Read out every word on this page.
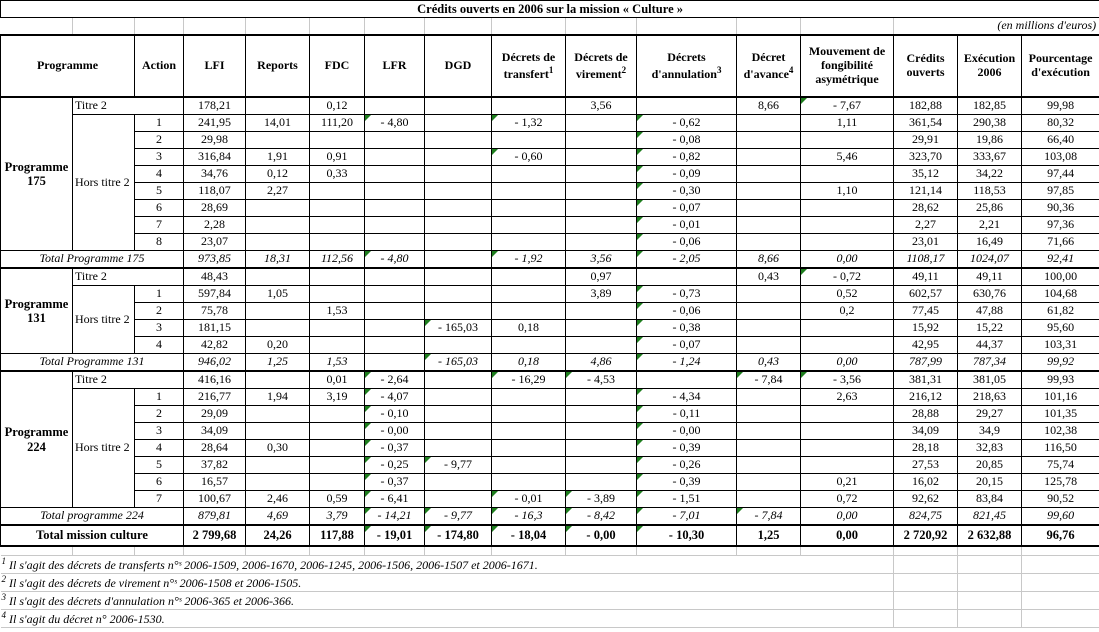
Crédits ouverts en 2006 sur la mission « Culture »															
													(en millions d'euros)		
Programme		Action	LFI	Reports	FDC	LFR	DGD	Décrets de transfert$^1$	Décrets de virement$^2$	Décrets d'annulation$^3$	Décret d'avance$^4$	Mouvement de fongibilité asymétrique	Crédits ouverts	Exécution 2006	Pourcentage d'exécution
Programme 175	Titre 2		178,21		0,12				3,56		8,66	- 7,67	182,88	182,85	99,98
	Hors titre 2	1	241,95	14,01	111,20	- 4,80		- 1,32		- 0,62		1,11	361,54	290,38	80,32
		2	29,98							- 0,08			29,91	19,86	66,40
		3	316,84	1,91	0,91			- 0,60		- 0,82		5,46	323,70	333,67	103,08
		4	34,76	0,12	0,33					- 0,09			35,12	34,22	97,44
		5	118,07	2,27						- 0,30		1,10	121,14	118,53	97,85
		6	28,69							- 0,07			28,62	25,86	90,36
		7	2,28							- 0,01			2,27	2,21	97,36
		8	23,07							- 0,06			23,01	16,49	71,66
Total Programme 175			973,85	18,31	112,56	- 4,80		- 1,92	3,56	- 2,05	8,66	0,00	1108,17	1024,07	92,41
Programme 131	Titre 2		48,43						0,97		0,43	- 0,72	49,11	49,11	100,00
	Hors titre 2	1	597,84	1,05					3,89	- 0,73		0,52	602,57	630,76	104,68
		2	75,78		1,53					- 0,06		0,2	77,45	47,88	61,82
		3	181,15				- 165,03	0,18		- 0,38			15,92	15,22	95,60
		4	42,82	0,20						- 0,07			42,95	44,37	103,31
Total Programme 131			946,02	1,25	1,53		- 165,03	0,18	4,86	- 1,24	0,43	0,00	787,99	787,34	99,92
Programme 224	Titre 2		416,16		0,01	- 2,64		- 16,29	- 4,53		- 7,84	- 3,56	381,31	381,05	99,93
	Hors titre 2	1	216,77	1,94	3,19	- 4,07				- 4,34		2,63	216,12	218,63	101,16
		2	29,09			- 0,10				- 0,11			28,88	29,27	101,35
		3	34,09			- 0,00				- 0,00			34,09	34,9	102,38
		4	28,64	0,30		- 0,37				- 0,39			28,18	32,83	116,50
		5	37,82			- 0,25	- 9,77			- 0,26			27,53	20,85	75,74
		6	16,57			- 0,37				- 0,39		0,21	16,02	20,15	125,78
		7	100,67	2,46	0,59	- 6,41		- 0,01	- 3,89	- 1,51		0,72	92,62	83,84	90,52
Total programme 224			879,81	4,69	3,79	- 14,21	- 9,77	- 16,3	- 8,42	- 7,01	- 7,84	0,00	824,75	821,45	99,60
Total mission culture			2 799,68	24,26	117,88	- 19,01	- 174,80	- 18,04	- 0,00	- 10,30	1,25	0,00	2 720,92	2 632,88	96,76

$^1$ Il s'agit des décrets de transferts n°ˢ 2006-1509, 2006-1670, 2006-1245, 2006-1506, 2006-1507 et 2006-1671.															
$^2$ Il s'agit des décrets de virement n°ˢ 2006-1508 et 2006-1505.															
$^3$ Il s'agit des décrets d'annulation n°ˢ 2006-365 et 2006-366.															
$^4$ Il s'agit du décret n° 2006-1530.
********************
THE PROBLEM: Set the data above down again exactly as given, with no pictures.

FINISHED TASK:
Read out every word on this page.
Crédits ouverts en 2006 sur la mission « Culture »															
													(en millions d'euros)		
Programme		Action	LFI	Reports	FDC	LFR	DGD	Décrets de transfert$^1$	Décrets de virement$^2$	Décrets d'annulation$^3$	Décret d'avance$^4$	Mouvement de fongibilité asymétrique	Crédits ouverts	Exécution 2006	Pourcentage d'exécution
Programme 175	Titre 2		178,21		0,12				3,56		8,66	- 7,67	182,88	182,85	99,98
	Hors titre 2	1	241,95	14,01	111,20	- 4,80		- 1,32		- 0,62		1,11	361,54	290,38	80,32
		2	29,98							- 0,08			29,91	19,86	66,40
		3	316,84	1,91	0,91			- 0,60		- 0,82		5,46	323,70	333,67	103,08
		4	34,76	0,12	0,33					- 0,09			35,12	34,22	97,44
		5	118,07	2,27						- 0,30		1,10	121,14	118,53	97,85
		6	28,69							- 0,07			28,62	25,86	90,36
		7	2,28							- 0,01			2,27	2,21	97,36
		8	23,07							- 0,06			23,01	16,49	71,66
Total Programme 175			973,85	18,31	112,56	- 4,80		- 1,92	3,56	- 2,05	8,66	0,00	1108,17	1024,07	92,41
Programme 131	Titre 2		48,43						0,97		0,43	- 0,72	49,11	49,11	100,00
	Hors titre 2	1	597,84	1,05					3,89	- 0,73		0,52	602,57	630,76	104,68
		2	75,78		1,53					- 0,06		0,2	77,45	47,88	61,82
		3	181,15				- 165,03	0,18		- 0,38			15,92	15,22	95,60
		4	42,82	0,20						- 0,07			42,95	44,37	103,31
Total Programme 131			946,02	1,25	1,53		- 165,03	0,18	4,86	- 1,24	0,43	0,00	787,99	787,34	99,92
Programme 224	Titre 2		416,16		0,01	- 2,64		- 16,29	- 4,53		- 7,84	- 3,56	381,31	381,05	99,93
	Hors titre 2	1	216,77	1,94	3,19	- 4,07				- 4,34		2,63	216,12	218,63	101,16
		2	29,09			- 0,10				- 0,11			28,88	29,27	101,35
		3	34,09			- 0,00				- 0,00			34,09	34,9	102,38
		4	28,64	0,30		- 0,37				- 0,39			28,18	32,83	116,50
		5	37,82			- 0,25	- 9,77			- 0,26			27,53	20,85	75,74
		6	16,57			- 0,37				- 0,39		0,21	16,02	20,15	125,78
		7	100,67	2,46	0,59	- 6,41		- 0,01	- 3,89	- 1,51		0,72	92,62	83,84	90,52
Total programme 224			879,81	4,69	3,79	- 14,21	- 9,77	- 16,3	- 8,42	- 7,01	- 7,84	0,00	824,75	821,45	99,60
Total mission culture			2 799,68	24,26	117,88	- 19,01	- 174,80	- 18,04	- 0,00	- 10,30	1,25	0,00	2 720,92	2 632,88	96,76

$^1$ Il s'agit des décrets de transferts n°ˢ 2006-1509, 2006-1670, 2006-1245, 2006-1506, 2006-1507 et 2006-1671.															
$^2$ Il s'agit des décrets de virement n°ˢ 2006-1508 et 2006-1505.															
$^3$ Il s'agit des décrets d'annulation n°ˢ 2006-365 et 2006-366.															
$^4$ Il s'agit du décret n° 2006-1530.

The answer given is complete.